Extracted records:
·····

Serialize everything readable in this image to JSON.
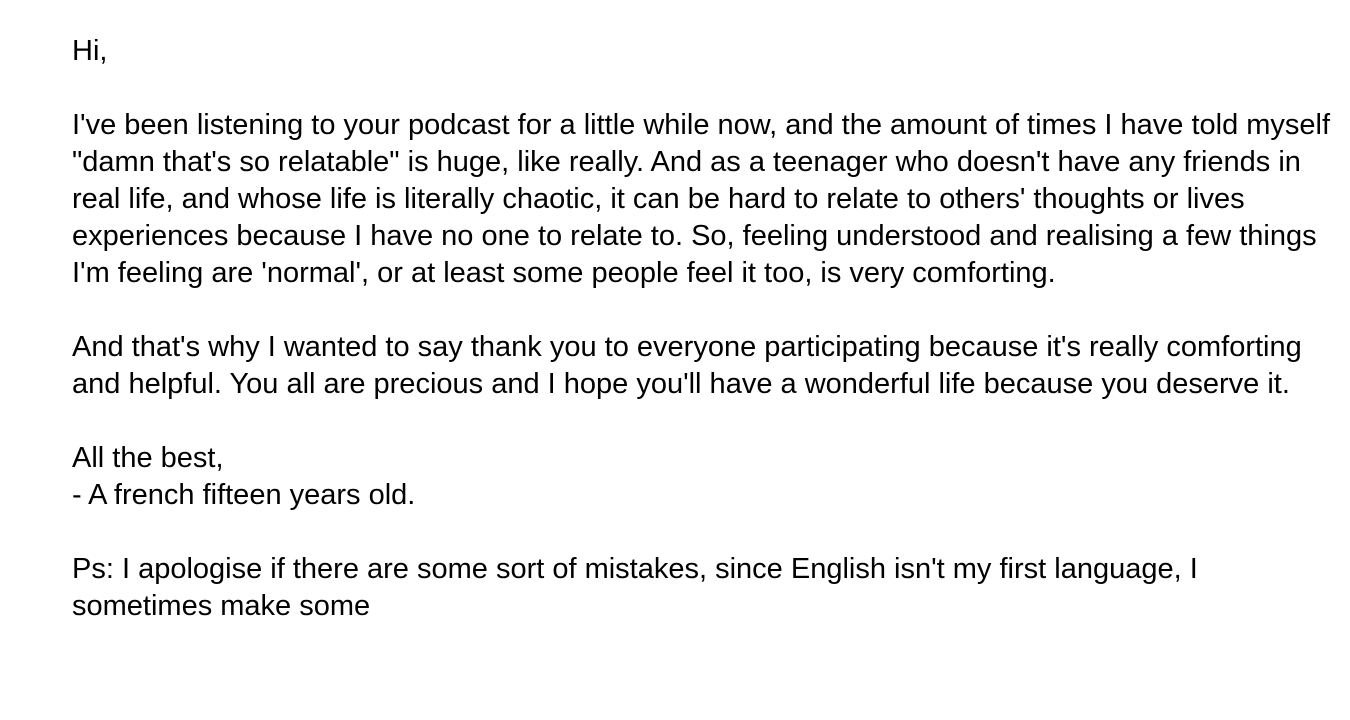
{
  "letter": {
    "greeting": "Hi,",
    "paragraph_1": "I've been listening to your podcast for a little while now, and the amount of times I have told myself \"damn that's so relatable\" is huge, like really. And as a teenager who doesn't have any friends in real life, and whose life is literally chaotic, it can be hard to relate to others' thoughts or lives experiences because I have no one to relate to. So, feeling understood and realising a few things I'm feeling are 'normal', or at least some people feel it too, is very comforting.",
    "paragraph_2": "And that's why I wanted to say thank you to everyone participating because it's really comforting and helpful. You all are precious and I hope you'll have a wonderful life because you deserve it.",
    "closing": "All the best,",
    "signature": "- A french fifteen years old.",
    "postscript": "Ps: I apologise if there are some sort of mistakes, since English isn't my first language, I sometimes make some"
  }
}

·····

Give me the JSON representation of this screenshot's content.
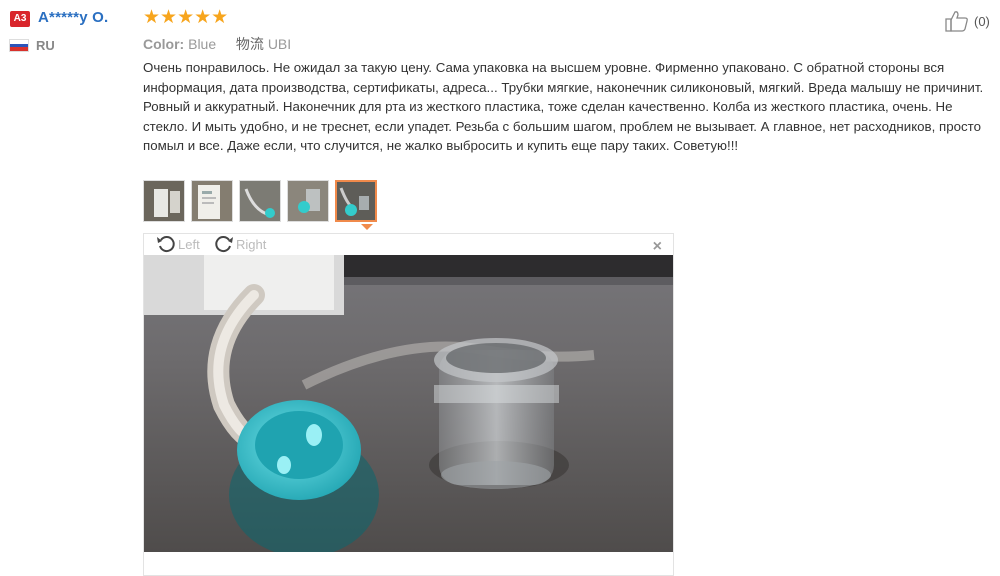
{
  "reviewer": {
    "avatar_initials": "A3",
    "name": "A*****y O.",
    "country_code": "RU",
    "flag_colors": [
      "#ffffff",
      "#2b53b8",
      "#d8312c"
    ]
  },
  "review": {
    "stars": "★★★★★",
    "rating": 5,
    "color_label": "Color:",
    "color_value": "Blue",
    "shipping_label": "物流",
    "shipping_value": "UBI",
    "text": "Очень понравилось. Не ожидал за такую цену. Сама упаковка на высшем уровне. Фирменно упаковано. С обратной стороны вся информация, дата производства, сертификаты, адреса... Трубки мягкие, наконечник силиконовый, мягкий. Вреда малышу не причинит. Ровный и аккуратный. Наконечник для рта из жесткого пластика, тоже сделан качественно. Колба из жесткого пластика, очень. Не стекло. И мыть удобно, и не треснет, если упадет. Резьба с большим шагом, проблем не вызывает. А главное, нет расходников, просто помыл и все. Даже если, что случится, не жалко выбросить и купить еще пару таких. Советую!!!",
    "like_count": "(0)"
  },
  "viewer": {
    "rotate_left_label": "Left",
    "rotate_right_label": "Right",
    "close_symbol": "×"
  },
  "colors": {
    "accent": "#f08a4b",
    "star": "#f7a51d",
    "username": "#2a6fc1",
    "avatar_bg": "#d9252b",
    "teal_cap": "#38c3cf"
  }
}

·····

### TASK REQUIREMENTS
Return every line containing "that".

### COMPLETE OUTPUT
    "paragraph_1": "I've been listening to your podcast for a little while now, and the amount of times I have told myself \"damn that's so relatable\" is huge, like really. And as a teenager who doesn't have any friends in real life, and whose life is literally chaotic, it can be hard to relate to others' thoughts or lives experiences because I have no one to relate to. So, feeling understood and realising a few things I'm feeling are 'normal', or at least some people feel it too, is very comforting.",
    "paragraph_2": "And that's why I wanted to say thank you to everyone participating because it's really comforting and helpful. You all are precious and I hope you'll have a wonderful life because you deserve it.",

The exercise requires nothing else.